What is required
Report every line of the records below that includes the string "with".

Extracted entries
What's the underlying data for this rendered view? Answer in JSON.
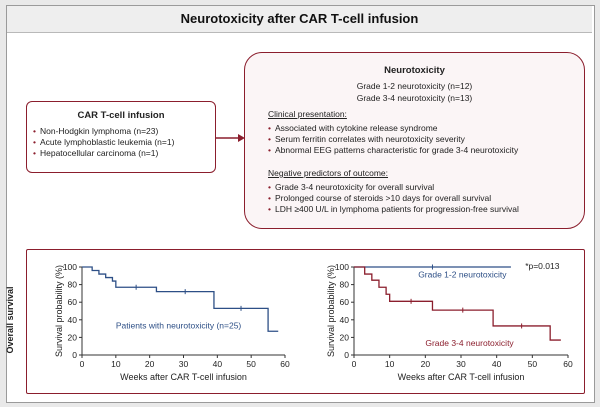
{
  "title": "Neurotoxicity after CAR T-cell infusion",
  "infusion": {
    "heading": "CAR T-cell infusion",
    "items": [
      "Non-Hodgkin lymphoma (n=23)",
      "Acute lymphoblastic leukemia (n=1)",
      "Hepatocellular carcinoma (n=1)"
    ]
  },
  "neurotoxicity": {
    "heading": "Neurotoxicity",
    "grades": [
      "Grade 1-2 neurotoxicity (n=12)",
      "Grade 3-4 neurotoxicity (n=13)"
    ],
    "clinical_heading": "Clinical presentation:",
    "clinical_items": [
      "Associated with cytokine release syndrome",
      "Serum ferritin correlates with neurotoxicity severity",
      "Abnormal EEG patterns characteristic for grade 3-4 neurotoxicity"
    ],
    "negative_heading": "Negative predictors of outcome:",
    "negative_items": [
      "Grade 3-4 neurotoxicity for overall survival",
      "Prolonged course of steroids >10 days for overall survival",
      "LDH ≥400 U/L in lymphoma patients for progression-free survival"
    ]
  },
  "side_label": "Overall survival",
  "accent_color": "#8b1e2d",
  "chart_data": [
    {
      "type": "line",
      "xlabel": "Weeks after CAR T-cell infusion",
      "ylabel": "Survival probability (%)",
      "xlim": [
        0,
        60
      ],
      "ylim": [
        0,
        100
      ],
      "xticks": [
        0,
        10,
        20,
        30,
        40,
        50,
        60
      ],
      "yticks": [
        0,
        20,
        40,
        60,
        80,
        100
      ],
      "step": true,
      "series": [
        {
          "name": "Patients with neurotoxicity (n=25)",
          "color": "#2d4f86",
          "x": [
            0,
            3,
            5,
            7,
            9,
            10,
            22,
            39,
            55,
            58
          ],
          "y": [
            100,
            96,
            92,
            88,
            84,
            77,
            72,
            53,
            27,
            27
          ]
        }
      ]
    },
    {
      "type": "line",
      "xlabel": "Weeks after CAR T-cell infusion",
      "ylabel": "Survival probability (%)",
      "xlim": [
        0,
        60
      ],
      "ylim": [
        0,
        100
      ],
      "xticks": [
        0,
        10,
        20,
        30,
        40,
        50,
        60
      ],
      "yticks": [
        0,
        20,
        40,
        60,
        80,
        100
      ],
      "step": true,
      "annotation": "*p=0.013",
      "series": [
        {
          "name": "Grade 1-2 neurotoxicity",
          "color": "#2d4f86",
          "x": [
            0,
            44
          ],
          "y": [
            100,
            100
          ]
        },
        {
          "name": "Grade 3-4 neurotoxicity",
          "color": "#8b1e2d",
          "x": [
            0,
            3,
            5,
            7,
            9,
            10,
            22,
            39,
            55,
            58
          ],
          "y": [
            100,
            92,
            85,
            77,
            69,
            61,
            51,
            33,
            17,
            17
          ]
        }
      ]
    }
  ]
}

Response to this task
      "Associated with cytokine release syndrome",
      "Serum ferritin correlates with neurotoxicity severity",
          "name": "Patients with neurotoxicity (n=25)",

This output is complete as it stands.